# START OF MATERIAL PROVIDED
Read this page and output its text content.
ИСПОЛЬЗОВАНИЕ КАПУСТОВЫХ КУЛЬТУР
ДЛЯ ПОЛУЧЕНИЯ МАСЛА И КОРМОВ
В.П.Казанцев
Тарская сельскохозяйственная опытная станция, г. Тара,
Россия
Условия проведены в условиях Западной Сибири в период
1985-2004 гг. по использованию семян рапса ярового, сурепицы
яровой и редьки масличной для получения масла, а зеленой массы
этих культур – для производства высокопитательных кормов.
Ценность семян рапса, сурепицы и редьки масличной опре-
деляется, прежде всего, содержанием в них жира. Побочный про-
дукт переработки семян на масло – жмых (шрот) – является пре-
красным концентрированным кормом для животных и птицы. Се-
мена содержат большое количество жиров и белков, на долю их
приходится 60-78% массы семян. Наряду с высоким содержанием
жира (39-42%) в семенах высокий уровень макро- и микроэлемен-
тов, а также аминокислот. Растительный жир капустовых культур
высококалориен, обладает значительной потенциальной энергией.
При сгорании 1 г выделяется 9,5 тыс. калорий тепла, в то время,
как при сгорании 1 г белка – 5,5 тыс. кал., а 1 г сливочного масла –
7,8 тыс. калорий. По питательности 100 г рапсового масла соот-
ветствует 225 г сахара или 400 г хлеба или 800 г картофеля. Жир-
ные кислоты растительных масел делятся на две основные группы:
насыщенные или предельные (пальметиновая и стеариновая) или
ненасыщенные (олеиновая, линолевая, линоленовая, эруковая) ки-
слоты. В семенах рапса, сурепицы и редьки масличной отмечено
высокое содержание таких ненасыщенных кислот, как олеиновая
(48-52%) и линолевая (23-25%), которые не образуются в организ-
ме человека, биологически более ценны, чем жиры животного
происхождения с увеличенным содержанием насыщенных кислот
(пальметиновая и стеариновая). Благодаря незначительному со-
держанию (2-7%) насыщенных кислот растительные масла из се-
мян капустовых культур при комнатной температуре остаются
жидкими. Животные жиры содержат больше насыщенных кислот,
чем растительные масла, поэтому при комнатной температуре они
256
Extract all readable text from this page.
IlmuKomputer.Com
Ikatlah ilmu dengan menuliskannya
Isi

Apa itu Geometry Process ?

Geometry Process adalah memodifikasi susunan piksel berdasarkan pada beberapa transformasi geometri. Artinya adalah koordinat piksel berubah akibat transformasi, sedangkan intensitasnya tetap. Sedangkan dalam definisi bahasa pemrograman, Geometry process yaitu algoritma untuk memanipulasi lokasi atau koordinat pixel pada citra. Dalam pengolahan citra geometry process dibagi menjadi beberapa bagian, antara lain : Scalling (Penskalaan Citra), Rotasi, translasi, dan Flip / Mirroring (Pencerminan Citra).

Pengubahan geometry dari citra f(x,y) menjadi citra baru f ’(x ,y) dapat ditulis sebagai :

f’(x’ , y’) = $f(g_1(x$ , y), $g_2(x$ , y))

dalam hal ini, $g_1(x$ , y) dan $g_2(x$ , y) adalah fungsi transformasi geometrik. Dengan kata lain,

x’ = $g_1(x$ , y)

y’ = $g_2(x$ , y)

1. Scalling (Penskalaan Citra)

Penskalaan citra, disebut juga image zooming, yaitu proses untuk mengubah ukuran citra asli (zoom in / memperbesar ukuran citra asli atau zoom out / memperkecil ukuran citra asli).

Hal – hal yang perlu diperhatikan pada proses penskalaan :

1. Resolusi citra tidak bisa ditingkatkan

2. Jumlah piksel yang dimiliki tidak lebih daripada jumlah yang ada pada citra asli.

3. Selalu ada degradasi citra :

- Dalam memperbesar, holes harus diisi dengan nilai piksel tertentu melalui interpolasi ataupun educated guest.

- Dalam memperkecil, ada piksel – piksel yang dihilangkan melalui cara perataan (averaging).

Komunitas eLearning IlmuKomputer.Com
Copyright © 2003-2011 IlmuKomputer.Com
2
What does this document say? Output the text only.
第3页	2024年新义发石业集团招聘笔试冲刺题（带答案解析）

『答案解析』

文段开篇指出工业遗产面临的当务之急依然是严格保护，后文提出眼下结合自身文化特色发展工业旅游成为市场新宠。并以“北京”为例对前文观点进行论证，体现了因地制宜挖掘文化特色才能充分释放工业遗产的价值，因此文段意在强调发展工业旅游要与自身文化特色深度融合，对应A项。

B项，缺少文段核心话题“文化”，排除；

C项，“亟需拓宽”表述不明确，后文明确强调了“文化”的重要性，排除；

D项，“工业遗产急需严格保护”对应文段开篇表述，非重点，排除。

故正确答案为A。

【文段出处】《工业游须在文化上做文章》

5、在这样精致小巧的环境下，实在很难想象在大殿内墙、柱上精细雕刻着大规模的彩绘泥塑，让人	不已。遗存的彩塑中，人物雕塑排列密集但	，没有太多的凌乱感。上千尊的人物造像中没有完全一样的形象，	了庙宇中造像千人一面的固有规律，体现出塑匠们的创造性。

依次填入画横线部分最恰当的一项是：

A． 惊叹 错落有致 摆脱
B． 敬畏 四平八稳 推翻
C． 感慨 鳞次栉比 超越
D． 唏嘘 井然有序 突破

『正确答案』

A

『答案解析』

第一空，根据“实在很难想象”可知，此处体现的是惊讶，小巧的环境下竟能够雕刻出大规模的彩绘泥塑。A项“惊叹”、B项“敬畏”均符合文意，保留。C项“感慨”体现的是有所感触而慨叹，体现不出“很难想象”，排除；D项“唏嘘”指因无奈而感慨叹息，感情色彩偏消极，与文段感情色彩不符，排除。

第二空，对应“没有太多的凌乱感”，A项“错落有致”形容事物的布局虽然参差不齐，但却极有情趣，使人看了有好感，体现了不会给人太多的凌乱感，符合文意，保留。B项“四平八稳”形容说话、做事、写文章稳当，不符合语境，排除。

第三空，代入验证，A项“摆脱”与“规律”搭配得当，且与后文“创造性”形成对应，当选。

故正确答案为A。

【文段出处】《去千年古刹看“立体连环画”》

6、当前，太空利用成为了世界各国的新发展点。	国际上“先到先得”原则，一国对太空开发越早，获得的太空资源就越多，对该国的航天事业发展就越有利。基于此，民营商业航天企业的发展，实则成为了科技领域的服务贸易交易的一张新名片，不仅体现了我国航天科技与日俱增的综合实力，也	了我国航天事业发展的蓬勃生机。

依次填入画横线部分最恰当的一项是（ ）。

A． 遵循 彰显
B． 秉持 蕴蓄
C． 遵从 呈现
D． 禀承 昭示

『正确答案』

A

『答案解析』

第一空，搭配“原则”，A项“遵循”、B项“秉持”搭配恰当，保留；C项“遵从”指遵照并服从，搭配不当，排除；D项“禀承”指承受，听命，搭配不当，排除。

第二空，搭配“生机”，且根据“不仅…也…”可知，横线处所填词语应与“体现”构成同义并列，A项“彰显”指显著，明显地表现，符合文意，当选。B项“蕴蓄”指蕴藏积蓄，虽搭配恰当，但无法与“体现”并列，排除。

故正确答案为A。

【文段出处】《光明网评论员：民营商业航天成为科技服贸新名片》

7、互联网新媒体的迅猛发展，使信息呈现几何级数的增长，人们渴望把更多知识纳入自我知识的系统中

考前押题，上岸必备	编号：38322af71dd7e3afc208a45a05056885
# END OF MATERIAL PROVIDED
*THE REQUEST*
Extract each line of the material exactly as it stands.

*FULL SOLUTION*
Read this page and output its text content.
ИСПОЛЬЗОВАНИЕ КАПУСТОВЫХ КУЛЬТУР
ДЛЯ ПОЛУЧЕНИЯ МАСЛА И КОРМОВ
В.П.Казанцев
Тарская сельскохозяйственная опытная станция, г. Тара,
Россия
Условия проведены в условиях Западной Сибири в период
1985-2004 гг. по использованию семян рапса ярового, сурепицы
яровой и редьки масличной для получения масла, а зеленой массы
этих культур – для производства высокопитательных кормов.
Ценность семян рапса, сурепицы и редьки масличной опре-
деляется, прежде всего, содержанием в них жира. Побочный про-
дукт переработки семян на масло – жмых (шрот) – является пре-
красным концентрированным кормом для животных и птицы. Се-
мена содержат большое количество жиров и белков, на долю их
приходится 60-78% массы семян. Наряду с высоким содержанием
жира (39-42%) в семенах высокий уровень макро- и микроэлемен-
тов, а также аминокислот. Растительный жир капустовых культур
высококалориен, обладает значительной потенциальной энергией.
При сгорании 1 г выделяется 9,5 тыс. калорий тепла, в то время,
как при сгорании 1 г белка – 5,5 тыс. кал., а 1 г сливочного масла –
7,8 тыс. калорий. По питательности 100 г рапсового масла соот-
ветствует 225 г сахара или 400 г хлеба или 800 г картофеля. Жир-
ные кислоты растительных масел делятся на две основные группы:
насыщенные или предельные (пальметиновая и стеариновая) или
ненасыщенные (олеиновая, линолевая, линоленовая, эруковая) ки-
слоты. В семенах рапса, сурепицы и редьки масличной отмечено
высокое содержание таких ненасыщенных кислот, как олеиновая
(48-52%) и линолевая (23-25%), которые не образуются в организ-
ме человека, биологически более ценны, чем жиры животного
происхождения с увеличенным содержанием насыщенных кислот
(пальметиновая и стеариновая). Благодаря незначительному со-
держанию (2-7%) насыщенных кислот растительные масла из се-
мян капустовых культур при комнатной температуре остаются
жидкими. Животные жиры содержат больше насыщенных кислот,
чем растительные масла, поэтому при комнатной температуре они
256
Extract all readable text from this page.
IlmuKomputer.Com
Ikatlah ilmu dengan menuliskannya
Isi

Apa itu Geometry Process ?

Geometry Process adalah memodifikasi susunan piksel berdasarkan pada beberapa transformasi geometri. Artinya adalah koordinat piksel berubah akibat transformasi, sedangkan intensitasnya tetap. Sedangkan dalam definisi bahasa pemrograman, Geometry process yaitu algoritma untuk memanipulasi lokasi atau koordinat pixel pada citra. Dalam pengolahan citra geometry process dibagi menjadi beberapa bagian, antara lain : Scalling (Penskalaan Citra), Rotasi, translasi, dan Flip / Mirroring (Pencerminan Citra).

Pengubahan geometry dari citra f(x,y) menjadi citra baru f ’(x ,y) dapat ditulis sebagai :

f’(x’ , y’) = $f(g_1(x$ , y), $g_2(x$ , y))

dalam hal ini, $g_1(x$ , y) dan $g_2(x$ , y) adalah fungsi transformasi geometrik. Dengan kata lain,

x’ = $g_1(x$ , y)

y’ = $g_2(x$ , y)

1. Scalling (Penskalaan Citra)

Penskalaan citra, disebut juga image zooming, yaitu proses untuk mengubah ukuran citra asli (zoom in / memperbesar ukuran citra asli atau zoom out / memperkecil ukuran citra asli).

Hal – hal yang perlu diperhatikan pada proses penskalaan :

1. Resolusi citra tidak bisa ditingkatkan

2. Jumlah piksel yang dimiliki tidak lebih daripada jumlah yang ada pada citra asli.

3. Selalu ada degradasi citra :

- Dalam memperbesar, holes harus diisi dengan nilai piksel tertentu melalui interpolasi ataupun educated guest.

- Dalam memperkecil, ada piksel – piksel yang dihilangkan melalui cara perataan (averaging).

Komunitas eLearning IlmuKomputer.Com
Copyright © 2003-2011 IlmuKomputer.Com
2
What does this document say? Output the text only.
第3页	2024年新义发石业集团招聘笔试冲刺题（带答案解析）

『答案解析』

文段开篇指出工业遗产面临的当务之急依然是严格保护，后文提出眼下结合自身文化特色发展工业旅游成为市场新宠。并以“北京”为例对前文观点进行论证，体现了因地制宜挖掘文化特色才能充分释放工业遗产的价值，因此文段意在强调发展工业旅游要与自身文化特色深度融合，对应A项。

B项，缺少文段核心话题“文化”，排除；

C项，“亟需拓宽”表述不明确，后文明确强调了“文化”的重要性，排除；

D项，“工业遗产急需严格保护”对应文段开篇表述，非重点，排除。

故正确答案为A。

【文段出处】《工业游须在文化上做文章》

5、在这样精致小巧的环境下，实在很难想象在大殿内墙、柱上精细雕刻着大规模的彩绘泥塑，让人	不已。遗存的彩塑中，人物雕塑排列密集但	，没有太多的凌乱感。上千尊的人物造像中没有完全一样的形象，	了庙宇中造像千人一面的固有规律，体现出塑匠们的创造性。

依次填入画横线部分最恰当的一项是：

A． 惊叹 错落有致 摆脱
B． 敬畏 四平八稳 推翻
C． 感慨 鳞次栉比 超越
D． 唏嘘 井然有序 突破

『正确答案』

A

『答案解析』

第一空，根据“实在很难想象”可知，此处体现的是惊讶，小巧的环境下竟能够雕刻出大规模的彩绘泥塑。A项“惊叹”、B项“敬畏”均符合文意，保留。C项“感慨”体现的是有所感触而慨叹，体现不出“很难想象”，排除；D项“唏嘘”指因无奈而感慨叹息，感情色彩偏消极，与文段感情色彩不符，排除。

第二空，对应“没有太多的凌乱感”，A项“错落有致”形容事物的布局虽然参差不齐，但却极有情趣，使人看了有好感，体现了不会给人太多的凌乱感，符合文意，保留。B项“四平八稳”形容说话、做事、写文章稳当，不符合语境，排除。

第三空，代入验证，A项“摆脱”与“规律”搭配得当，且与后文“创造性”形成对应，当选。

故正确答案为A。

【文段出处】《去千年古刹看“立体连环画”》

6、当前，太空利用成为了世界各国的新发展点。	国际上“先到先得”原则，一国对太空开发越早，获得的太空资源就越多，对该国的航天事业发展就越有利。基于此，民营商业航天企业的发展，实则成为了科技领域的服务贸易交易的一张新名片，不仅体现了我国航天科技与日俱增的综合实力，也	了我国航天事业发展的蓬勃生机。

依次填入画横线部分最恰当的一项是（ ）。

A． 遵循 彰显
B． 秉持 蕴蓄
C． 遵从 呈现
D． 禀承 昭示

『正确答案』

A

『答案解析』

第一空，搭配“原则”，A项“遵循”、B项“秉持”搭配恰当，保留；C项“遵从”指遵照并服从，搭配不当，排除；D项“禀承”指承受，听命，搭配不当，排除。

第二空，搭配“生机”，且根据“不仅…也…”可知，横线处所填词语应与“体现”构成同义并列，A项“彰显”指显著，明显地表现，符合文意，当选。B项“蕴蓄”指蕴藏积蓄，虽搭配恰当，但无法与“体现”并列，排除。

故正确答案为A。

【文段出处】《光明网评论员：民营商业航天成为科技服贸新名片》

7、互联网新媒体的迅猛发展，使信息呈现几何级数的增长，人们渴望把更多知识纳入自我知识的系统中

考前押题，上岸必备	编号：38322af71dd7e3afc208a45a05056885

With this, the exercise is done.